## Selected excerpt
Received: by alpheratz.cpm.aca.mmu.ac.uk id PAA09011 (8.6.9/5.3[ref pg@gmsl.co.uk] for cpm.aca.mmu.ac.uk from fmb-majordomo@mmu.ac.uk); Thu, 18 May 2000 15:37:16 +0100 Date: Thu, 18 May 2000 07:35:12 -0700 From: Bill Spight <bspight@pacbell.net> Subject: Re: Technology vs. culture To: memetics@mmu.ac.uk Message-id: <3923FFA0.9F7BE009@pacbell.net> Organization: Saybrook Graduate School X-Mailer: Mozilla 4.61 [en]C-PBI-NC404 (Win95; I) Content-type: text/plain; charset=us-ascii Content-transfer-encoding: 7bit X-Accept-Language: ja,en References: <20000518113212.AAA26584%camailp.harvard.edu@[204.96.32.100]> <3923AC5C.4E46EDF@mediaone.net> Sender: fmb-majordomo@mmu.ac.uk Precedence: bulk Reply-To: memetics@mmu.ac.uk
Dear Chuck,
> We have, for example, a set of
> beliefs about how the world works that we call intuitive physics. Cultures
> automatically conform to these beliefs for obvious reasons.
Yes and no.
> That is, we
> don't build bridges with the belief that gravity doesn't exist. And we
> don't have cultural beliefs that defy these beliefs because they would not
> be workable. Sometimes we have blind spots becasue all systems are
> compromises. But the system as a whole has so far worked reasonably for
> perhaps a million years -- or we wouldn't still exist.

## What is being asked
Reproduce the email above about technology and culture word for word, from the header line through the last quoted sentence.

## Material supplied
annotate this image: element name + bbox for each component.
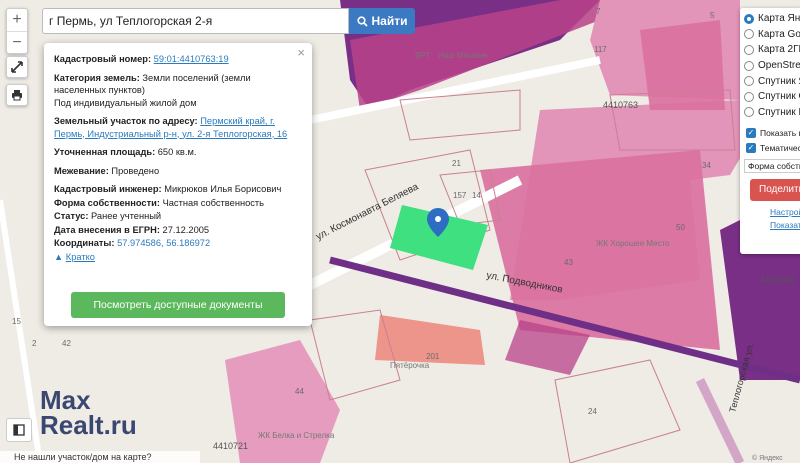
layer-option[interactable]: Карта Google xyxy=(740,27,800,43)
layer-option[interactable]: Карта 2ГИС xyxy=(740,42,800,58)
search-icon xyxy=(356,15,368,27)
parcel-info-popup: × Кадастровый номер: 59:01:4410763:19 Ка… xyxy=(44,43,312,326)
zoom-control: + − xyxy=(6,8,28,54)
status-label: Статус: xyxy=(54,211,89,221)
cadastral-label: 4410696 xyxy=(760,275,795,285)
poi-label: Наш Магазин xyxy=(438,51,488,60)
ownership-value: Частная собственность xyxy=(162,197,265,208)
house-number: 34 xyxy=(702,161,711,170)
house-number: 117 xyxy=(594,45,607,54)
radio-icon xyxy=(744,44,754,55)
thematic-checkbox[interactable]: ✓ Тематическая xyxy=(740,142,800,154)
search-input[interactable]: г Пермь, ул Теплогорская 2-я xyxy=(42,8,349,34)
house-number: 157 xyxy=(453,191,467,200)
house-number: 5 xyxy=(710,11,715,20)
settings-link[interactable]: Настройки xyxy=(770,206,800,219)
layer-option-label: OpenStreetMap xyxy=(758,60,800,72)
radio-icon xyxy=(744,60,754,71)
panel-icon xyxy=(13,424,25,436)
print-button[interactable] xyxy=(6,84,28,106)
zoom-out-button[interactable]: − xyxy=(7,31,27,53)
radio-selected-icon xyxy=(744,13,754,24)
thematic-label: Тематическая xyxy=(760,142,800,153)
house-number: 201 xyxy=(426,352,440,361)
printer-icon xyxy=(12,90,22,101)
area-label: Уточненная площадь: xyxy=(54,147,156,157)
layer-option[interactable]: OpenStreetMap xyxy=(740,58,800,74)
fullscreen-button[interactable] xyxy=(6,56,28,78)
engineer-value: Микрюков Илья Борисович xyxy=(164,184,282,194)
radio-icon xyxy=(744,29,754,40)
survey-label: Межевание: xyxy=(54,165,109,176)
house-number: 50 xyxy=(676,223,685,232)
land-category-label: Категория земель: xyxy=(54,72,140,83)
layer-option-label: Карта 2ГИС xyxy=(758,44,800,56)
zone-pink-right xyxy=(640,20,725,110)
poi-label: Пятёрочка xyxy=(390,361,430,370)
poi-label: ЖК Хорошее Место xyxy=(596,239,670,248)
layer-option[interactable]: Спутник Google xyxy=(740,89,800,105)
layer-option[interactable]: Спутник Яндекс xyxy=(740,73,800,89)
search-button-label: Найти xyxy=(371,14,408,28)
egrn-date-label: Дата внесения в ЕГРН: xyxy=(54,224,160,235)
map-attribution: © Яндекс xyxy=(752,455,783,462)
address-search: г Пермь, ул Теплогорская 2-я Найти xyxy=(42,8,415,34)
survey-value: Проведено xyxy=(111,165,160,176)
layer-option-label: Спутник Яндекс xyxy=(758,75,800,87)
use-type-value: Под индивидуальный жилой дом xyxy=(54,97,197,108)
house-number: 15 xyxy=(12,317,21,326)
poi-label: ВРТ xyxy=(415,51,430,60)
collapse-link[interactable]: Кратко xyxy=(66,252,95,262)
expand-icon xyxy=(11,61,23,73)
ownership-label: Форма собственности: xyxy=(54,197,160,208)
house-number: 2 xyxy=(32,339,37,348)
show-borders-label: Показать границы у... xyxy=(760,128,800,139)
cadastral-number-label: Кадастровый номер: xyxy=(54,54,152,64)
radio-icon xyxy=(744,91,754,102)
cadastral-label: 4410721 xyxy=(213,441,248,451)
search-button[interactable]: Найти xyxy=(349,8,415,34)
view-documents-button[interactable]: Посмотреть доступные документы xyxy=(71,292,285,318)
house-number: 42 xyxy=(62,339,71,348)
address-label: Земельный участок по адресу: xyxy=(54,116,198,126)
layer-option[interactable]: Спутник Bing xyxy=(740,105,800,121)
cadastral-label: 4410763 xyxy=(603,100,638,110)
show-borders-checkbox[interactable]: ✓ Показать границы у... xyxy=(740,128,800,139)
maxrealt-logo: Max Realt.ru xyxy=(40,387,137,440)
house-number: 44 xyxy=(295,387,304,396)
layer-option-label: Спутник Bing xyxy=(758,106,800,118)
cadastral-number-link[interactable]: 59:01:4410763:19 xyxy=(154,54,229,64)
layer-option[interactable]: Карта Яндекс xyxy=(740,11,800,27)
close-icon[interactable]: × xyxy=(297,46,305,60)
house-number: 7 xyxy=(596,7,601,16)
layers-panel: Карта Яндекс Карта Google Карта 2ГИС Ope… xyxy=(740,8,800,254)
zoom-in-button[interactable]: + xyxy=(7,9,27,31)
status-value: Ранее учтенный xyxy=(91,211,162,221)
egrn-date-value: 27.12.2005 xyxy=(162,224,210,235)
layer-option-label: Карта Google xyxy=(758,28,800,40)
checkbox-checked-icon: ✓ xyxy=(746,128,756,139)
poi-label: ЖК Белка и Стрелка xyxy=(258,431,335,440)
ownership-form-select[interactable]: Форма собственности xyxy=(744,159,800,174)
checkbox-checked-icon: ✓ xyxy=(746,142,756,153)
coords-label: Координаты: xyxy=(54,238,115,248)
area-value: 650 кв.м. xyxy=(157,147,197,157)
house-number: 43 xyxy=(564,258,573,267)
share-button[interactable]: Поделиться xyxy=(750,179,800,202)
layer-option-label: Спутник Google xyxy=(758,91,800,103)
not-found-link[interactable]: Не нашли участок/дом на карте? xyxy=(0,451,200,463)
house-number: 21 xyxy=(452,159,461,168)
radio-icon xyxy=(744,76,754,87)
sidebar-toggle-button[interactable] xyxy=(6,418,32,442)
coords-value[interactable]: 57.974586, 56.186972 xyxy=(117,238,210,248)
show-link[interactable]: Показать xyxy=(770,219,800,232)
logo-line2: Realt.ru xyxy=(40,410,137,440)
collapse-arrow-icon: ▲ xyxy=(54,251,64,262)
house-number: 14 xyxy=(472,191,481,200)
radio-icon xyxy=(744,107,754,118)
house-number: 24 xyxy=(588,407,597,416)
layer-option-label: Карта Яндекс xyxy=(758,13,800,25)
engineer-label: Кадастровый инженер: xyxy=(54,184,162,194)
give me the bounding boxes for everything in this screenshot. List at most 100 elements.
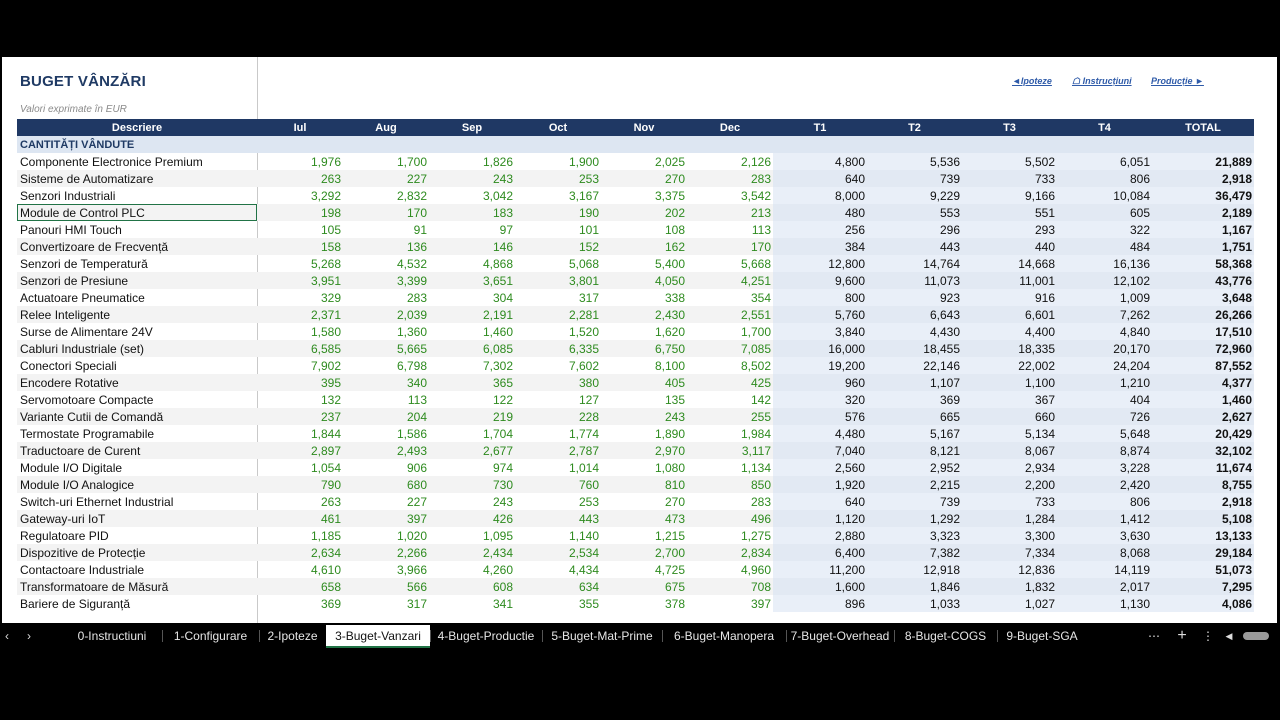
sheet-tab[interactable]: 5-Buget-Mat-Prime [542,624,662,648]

## Completed exercise
Received: by alpheratz.cpm.aca.mmu.ac.uk id PAA09011 (8.6.9/5.3[ref pg@gmsl.co.uk] for cpm.aca.mmu.ac.uk from fmb-majordomo@mmu.ac.uk); Thu, 18 May 2000 15:37:16 +0100 Date: Thu, 18 May 2000 07:35:12 -0700 From: Bill Spight <bspight@pacbell.net> Subject: Re: Technology vs. culture To: memetics@mmu.ac.uk Message-id: <3923FFA0.9F7BE009@pacbell.net> Organization: Saybrook Graduate School X-Mailer: Mozilla 4.61 [en]C-PBI-NC404 (Win95; I) Content-type: text/plain; charset=us-ascii Content-transfer-encoding: 7bit X-Accept-Language: ja,en References: <20000518113212.AAA26584%camailp.harvard.edu@[204.96.32.100]> <3923AC5C.4E46EDF@mediaone.net> Sender: fmb-majordomo@mmu.ac.uk Precedence: bulk Reply-To: memetics@mmu.ac.uk
Dear Chuck,
> We have, for example, a set of
> beliefs about how the world works that we call intuitive physics. Cultures
> automatically conform to these beliefs for obvious reasons.
Yes and no.
> That is, we
> don't build bridges with the belief that gravity doesn't exist. And we
> don't have cultural beliefs that defy these beliefs because they would not
> be workable. Sometimes we have blind spots becasue all systems are
> compromises. But the system as a whole has so far worked reasonably for
> perhaps a million years -- or we wouldn't still exist.